=== Task to complete ===
In the data below, find every line that has the string "közművelődési", and copy it.

=== Data to use ===
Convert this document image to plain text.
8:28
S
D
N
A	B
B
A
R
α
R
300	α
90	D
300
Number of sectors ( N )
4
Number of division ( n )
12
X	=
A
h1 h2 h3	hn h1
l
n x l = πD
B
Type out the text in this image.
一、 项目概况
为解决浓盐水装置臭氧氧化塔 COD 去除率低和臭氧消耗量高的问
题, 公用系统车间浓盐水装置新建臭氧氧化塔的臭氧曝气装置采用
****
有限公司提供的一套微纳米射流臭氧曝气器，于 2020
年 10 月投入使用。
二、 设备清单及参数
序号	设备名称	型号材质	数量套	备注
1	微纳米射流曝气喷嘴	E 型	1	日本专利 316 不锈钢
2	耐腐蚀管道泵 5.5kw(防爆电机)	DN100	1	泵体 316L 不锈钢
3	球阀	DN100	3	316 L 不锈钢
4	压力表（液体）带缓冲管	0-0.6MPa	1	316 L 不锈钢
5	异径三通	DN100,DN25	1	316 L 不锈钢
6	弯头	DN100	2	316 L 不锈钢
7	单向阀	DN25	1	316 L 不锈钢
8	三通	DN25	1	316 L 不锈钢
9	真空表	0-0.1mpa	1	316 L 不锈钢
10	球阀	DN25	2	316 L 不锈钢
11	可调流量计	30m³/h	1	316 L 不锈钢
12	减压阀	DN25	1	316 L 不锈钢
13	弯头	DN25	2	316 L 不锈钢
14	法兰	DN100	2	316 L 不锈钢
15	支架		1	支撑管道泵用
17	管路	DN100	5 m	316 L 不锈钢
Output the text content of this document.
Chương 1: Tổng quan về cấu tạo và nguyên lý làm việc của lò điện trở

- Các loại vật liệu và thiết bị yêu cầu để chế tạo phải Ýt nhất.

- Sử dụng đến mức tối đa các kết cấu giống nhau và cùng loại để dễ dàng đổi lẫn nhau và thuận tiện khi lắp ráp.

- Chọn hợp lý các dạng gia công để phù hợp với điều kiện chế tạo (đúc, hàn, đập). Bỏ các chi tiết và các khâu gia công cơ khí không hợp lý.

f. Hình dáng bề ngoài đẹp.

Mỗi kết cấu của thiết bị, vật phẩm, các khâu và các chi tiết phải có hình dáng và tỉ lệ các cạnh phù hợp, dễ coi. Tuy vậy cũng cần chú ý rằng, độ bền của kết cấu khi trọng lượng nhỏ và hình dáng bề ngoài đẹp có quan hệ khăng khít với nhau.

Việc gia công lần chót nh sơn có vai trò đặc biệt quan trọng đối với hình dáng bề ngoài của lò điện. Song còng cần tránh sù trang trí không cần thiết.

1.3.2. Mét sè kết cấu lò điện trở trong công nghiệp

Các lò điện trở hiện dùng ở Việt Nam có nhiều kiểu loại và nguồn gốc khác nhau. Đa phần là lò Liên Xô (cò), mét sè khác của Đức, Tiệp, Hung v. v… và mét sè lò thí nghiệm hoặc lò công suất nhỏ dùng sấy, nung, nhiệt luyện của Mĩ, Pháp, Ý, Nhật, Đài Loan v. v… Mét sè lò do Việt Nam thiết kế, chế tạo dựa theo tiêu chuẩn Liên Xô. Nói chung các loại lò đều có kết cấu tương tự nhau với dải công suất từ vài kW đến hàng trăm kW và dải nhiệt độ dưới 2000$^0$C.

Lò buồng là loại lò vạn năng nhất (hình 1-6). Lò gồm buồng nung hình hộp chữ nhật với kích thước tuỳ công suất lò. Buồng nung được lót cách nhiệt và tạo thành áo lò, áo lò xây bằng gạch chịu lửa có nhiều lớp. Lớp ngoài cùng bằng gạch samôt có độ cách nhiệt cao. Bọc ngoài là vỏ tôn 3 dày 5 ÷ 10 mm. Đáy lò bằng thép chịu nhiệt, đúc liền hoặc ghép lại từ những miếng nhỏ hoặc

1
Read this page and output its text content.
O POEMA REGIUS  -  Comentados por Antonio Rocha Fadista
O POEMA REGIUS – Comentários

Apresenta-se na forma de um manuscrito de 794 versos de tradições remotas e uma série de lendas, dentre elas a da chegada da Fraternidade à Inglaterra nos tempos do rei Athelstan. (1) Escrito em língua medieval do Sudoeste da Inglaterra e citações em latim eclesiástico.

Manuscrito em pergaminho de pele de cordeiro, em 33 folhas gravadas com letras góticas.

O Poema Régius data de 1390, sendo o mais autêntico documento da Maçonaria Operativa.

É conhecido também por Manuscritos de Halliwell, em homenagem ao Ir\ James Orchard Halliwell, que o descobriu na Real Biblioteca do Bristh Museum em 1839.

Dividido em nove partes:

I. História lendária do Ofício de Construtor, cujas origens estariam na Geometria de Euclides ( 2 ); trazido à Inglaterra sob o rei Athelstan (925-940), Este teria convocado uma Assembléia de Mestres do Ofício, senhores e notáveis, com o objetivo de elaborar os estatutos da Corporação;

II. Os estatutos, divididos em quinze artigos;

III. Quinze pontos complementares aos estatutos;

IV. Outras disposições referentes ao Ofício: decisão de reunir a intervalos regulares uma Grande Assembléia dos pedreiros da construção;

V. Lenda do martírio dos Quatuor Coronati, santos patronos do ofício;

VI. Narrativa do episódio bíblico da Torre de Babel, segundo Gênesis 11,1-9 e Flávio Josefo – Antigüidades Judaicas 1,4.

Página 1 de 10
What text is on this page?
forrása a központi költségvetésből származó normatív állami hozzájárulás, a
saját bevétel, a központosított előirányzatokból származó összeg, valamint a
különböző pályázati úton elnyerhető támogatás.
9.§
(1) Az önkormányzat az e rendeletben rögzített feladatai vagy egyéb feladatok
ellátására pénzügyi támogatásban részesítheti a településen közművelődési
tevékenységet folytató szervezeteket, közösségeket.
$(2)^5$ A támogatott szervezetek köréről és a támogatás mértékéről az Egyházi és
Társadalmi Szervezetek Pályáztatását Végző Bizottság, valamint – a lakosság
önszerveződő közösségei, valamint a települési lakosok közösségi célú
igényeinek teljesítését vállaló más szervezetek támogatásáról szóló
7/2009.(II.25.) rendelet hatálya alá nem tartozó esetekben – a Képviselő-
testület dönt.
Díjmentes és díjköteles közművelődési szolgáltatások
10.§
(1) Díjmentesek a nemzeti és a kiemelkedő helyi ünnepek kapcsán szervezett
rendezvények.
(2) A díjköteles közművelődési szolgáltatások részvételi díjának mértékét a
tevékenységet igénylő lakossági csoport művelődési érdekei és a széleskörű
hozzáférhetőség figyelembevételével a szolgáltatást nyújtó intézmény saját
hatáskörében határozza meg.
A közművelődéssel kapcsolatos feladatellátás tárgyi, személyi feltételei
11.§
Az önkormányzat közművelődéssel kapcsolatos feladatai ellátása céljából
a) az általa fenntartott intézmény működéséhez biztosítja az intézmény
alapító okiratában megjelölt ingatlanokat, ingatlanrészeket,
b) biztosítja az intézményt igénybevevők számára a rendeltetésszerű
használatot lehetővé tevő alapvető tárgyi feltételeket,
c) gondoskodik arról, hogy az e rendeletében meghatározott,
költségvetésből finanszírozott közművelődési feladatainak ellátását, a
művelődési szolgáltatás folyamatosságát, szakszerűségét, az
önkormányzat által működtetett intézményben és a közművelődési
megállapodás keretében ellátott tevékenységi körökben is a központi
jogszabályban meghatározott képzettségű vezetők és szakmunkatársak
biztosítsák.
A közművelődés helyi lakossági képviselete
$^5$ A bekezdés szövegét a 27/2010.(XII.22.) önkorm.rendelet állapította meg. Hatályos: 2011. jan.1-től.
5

=== Solution for this exercise ===
ellátására pénzügyi támogatásban részesítheti a településen közművelődési
Díjmentes és díjköteles közművelődési szolgáltatások
(2) A díjköteles közművelődési szolgáltatások részvételi díjának mértékét a
költségvetésből finanszírozott közművelődési feladatainak ellátását, a
önkormányzat által működtetett intézményben és a közművelődési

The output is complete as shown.